Supplied material:
* Begin *

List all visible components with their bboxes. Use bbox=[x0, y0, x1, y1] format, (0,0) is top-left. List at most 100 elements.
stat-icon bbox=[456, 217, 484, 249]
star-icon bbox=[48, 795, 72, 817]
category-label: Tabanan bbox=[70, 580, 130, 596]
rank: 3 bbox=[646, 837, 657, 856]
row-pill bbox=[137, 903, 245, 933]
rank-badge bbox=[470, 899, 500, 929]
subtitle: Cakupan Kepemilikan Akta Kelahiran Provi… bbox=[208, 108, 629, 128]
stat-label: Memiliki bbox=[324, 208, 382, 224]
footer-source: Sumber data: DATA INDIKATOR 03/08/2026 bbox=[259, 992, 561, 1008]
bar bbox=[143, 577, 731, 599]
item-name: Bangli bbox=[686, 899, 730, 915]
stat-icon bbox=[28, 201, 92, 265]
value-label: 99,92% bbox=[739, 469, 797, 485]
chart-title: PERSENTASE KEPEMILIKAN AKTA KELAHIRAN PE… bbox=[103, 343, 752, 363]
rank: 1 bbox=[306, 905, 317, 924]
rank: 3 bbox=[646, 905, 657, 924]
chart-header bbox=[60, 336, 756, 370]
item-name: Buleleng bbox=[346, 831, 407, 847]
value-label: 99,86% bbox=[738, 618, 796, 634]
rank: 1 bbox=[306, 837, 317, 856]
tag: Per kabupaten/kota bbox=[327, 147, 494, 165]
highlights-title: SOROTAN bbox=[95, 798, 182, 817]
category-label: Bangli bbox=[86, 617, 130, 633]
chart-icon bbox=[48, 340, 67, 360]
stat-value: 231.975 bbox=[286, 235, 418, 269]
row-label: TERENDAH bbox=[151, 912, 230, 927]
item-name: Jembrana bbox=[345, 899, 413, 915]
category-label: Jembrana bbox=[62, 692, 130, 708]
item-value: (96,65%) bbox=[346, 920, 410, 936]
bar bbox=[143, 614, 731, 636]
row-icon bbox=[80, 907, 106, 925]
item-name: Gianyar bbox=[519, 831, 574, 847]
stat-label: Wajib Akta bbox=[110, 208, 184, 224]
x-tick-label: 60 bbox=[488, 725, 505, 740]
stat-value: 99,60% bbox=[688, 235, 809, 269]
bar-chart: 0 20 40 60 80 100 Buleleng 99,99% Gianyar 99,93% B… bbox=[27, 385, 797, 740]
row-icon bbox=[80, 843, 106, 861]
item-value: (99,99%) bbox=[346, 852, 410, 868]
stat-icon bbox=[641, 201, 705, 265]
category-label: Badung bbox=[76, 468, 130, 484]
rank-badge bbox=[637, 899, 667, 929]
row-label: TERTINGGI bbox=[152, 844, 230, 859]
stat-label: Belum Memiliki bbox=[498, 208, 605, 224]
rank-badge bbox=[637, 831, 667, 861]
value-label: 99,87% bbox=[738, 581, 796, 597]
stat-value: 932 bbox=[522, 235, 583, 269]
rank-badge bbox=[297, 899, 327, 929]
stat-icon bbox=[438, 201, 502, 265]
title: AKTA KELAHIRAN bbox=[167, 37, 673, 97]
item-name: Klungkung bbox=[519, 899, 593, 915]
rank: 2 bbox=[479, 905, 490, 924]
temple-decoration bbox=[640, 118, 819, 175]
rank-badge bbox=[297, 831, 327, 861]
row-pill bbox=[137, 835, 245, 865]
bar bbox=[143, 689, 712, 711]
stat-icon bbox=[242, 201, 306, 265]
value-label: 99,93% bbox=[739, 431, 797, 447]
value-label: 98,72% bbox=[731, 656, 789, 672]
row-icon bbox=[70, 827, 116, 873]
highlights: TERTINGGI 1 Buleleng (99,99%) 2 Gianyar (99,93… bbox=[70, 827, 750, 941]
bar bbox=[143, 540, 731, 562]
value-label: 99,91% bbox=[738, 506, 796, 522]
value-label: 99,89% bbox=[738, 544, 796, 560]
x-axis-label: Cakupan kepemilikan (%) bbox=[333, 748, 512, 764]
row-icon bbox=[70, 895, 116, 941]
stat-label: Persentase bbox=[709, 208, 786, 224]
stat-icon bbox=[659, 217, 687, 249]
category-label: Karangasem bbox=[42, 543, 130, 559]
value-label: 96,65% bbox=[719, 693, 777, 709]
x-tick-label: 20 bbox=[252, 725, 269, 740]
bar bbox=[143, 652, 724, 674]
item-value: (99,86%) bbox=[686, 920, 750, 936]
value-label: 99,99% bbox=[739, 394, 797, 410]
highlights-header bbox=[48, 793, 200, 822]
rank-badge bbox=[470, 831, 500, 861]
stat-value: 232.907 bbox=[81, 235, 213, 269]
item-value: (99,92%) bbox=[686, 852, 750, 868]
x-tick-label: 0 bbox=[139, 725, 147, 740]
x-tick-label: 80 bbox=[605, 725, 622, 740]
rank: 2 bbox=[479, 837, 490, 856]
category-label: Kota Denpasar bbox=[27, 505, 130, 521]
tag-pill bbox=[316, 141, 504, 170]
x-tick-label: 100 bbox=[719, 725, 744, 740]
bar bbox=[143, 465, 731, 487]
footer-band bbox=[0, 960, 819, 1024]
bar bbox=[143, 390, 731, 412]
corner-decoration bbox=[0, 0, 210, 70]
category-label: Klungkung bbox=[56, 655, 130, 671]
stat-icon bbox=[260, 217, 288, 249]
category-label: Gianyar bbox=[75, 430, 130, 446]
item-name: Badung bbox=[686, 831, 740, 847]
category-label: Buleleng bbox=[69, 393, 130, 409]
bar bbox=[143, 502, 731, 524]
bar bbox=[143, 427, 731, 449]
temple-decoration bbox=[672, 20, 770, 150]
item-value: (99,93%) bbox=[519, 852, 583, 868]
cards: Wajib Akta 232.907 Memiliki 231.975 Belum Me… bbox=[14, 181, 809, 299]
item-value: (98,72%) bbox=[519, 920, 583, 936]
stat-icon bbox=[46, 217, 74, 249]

* End *

Description of the task: Copy every one of the lines above verbatim, changing nothing.

Solution for this exercise:
List all visible components with their bboxes. Use bbox=[x0, y0, x1, y1] format, (0,0) is top-left. List at most 100 elements.
stat-icon bbox=[456, 217, 484, 249]
star-icon bbox=[48, 795, 72, 817]
category-label: Tabanan bbox=[70, 580, 130, 596]
rank: 3 bbox=[646, 837, 657, 856]
row-pill bbox=[137, 903, 245, 933]
rank-badge bbox=[470, 899, 500, 929]
subtitle: Cakupan Kepemilikan Akta Kelahiran Provi… bbox=[208, 108, 629, 128]
stat-label: Memiliki bbox=[324, 208, 382, 224]
footer-source: Sumber data: DATA INDIKATOR 03/08/2026 bbox=[259, 992, 561, 1008]
bar bbox=[143, 577, 731, 599]
item-name: Bangli bbox=[686, 899, 730, 915]
stat-icon bbox=[28, 201, 92, 265]
value-label: 99,92% bbox=[739, 469, 797, 485]
chart-title: PERSENTASE KEPEMILIKAN AKTA KELAHIRAN PE… bbox=[103, 343, 752, 363]
rank: 1 bbox=[306, 905, 317, 924]
rank: 3 bbox=[646, 905, 657, 924]
chart-header bbox=[60, 336, 756, 370]
item-name: Buleleng bbox=[346, 831, 407, 847]
value-label: 99,86% bbox=[738, 618, 796, 634]
rank: 1 bbox=[306, 837, 317, 856]
tag: Per kabupaten/kota bbox=[327, 147, 494, 165]
highlights-title: SOROTAN bbox=[95, 798, 182, 817]
category-label: Bangli bbox=[86, 617, 130, 633]
chart-icon bbox=[48, 340, 67, 360]
stat-value: 231.975 bbox=[286, 235, 418, 269]
row-label: TERENDAH bbox=[151, 912, 230, 927]
item-name: Jembrana bbox=[345, 899, 413, 915]
category-label: Jembrana bbox=[62, 692, 130, 708]
item-value: (96,65%) bbox=[346, 920, 410, 936]
bar bbox=[143, 614, 731, 636]
row-icon bbox=[80, 907, 106, 925]
item-name: Gianyar bbox=[519, 831, 574, 847]
stat-label: Wajib Akta bbox=[110, 208, 184, 224]
x-tick-label: 60 bbox=[488, 725, 505, 740]
stat-value: 99,60% bbox=[688, 235, 809, 269]
bar-chart: 0 20 40 60 80 100 Buleleng 99,99% Gianyar 99,93% B… bbox=[27, 385, 797, 740]
row-icon bbox=[80, 843, 106, 861]
item-value: (99,99%) bbox=[346, 852, 410, 868]
stat-icon bbox=[641, 201, 705, 265]
category-label: Badung bbox=[76, 468, 130, 484]
rank-badge bbox=[637, 899, 667, 929]
row-label: TERTINGGI bbox=[152, 844, 230, 859]
stat-label: Belum Memiliki bbox=[498, 208, 605, 224]
rank-badge bbox=[637, 831, 667, 861]
value-label: 99,87% bbox=[738, 581, 796, 597]
stat-value: 932 bbox=[522, 235, 583, 269]
rank-badge bbox=[297, 899, 327, 929]
stat-icon bbox=[438, 201, 502, 265]
title: AKTA KELAHIRAN bbox=[167, 37, 673, 97]
item-name: Klungkung bbox=[519, 899, 593, 915]
rank: 2 bbox=[479, 905, 490, 924]
temple-decoration bbox=[640, 118, 819, 175]
rank-badge bbox=[297, 831, 327, 861]
row-pill bbox=[137, 835, 245, 865]
bar bbox=[143, 689, 712, 711]
stat-icon bbox=[242, 201, 306, 265]
value-label: 99,93% bbox=[739, 431, 797, 447]
value-label: 98,72% bbox=[731, 656, 789, 672]
row-icon bbox=[70, 827, 116, 873]
highlights: TERTINGGI 1 Buleleng (99,99%) 2 Gianyar (99,93… bbox=[70, 827, 750, 941]
bar bbox=[143, 540, 731, 562]
value-label: 99,91% bbox=[738, 506, 796, 522]
value-label: 99,89% bbox=[738, 544, 796, 560]
x-axis-label: Cakupan kepemilikan (%) bbox=[333, 748, 512, 764]
row-icon bbox=[70, 895, 116, 941]
stat-label: Persentase bbox=[709, 208, 786, 224]
stat-icon bbox=[659, 217, 687, 249]
category-label: Karangasem bbox=[42, 543, 130, 559]
value-label: 96,65% bbox=[719, 693, 777, 709]
x-tick-label: 20 bbox=[252, 725, 269, 740]
bar bbox=[143, 652, 724, 674]
item-value: (99,86%) bbox=[686, 920, 750, 936]
value-label: 99,99% bbox=[739, 394, 797, 410]
highlights-header bbox=[48, 793, 200, 822]
rank-badge bbox=[470, 831, 500, 861]
stat-value: 232.907 bbox=[81, 235, 213, 269]
item-value: (99,92%) bbox=[686, 852, 750, 868]
x-tick-label: 0 bbox=[139, 725, 147, 740]
x-tick-label: 80 bbox=[605, 725, 622, 740]
rank: 2 bbox=[479, 837, 490, 856]
category-label: Kota Denpasar bbox=[27, 505, 130, 521]
tag-pill bbox=[316, 141, 504, 170]
x-tick-label: 100 bbox=[719, 725, 744, 740]
bar bbox=[143, 465, 731, 487]
footer-band bbox=[0, 960, 819, 1024]
bar bbox=[143, 390, 731, 412]
corner-decoration bbox=[0, 0, 210, 70]
category-label: Klungkung bbox=[56, 655, 130, 671]
stat-icon bbox=[260, 217, 288, 249]
category-label: Gianyar bbox=[75, 430, 130, 446]
item-name: Badung bbox=[686, 831, 740, 847]
category-label: Buleleng bbox=[69, 393, 130, 409]
bar bbox=[143, 502, 731, 524]
bar bbox=[143, 427, 731, 449]
temple-decoration bbox=[672, 20, 770, 150]
item-value: (99,93%) bbox=[519, 852, 583, 868]
cards: Wajib Akta 232.907 Memiliki 231.975 Belum Me… bbox=[14, 181, 809, 299]
item-value: (98,72%) bbox=[519, 920, 583, 936]
stat-icon bbox=[46, 217, 74, 249]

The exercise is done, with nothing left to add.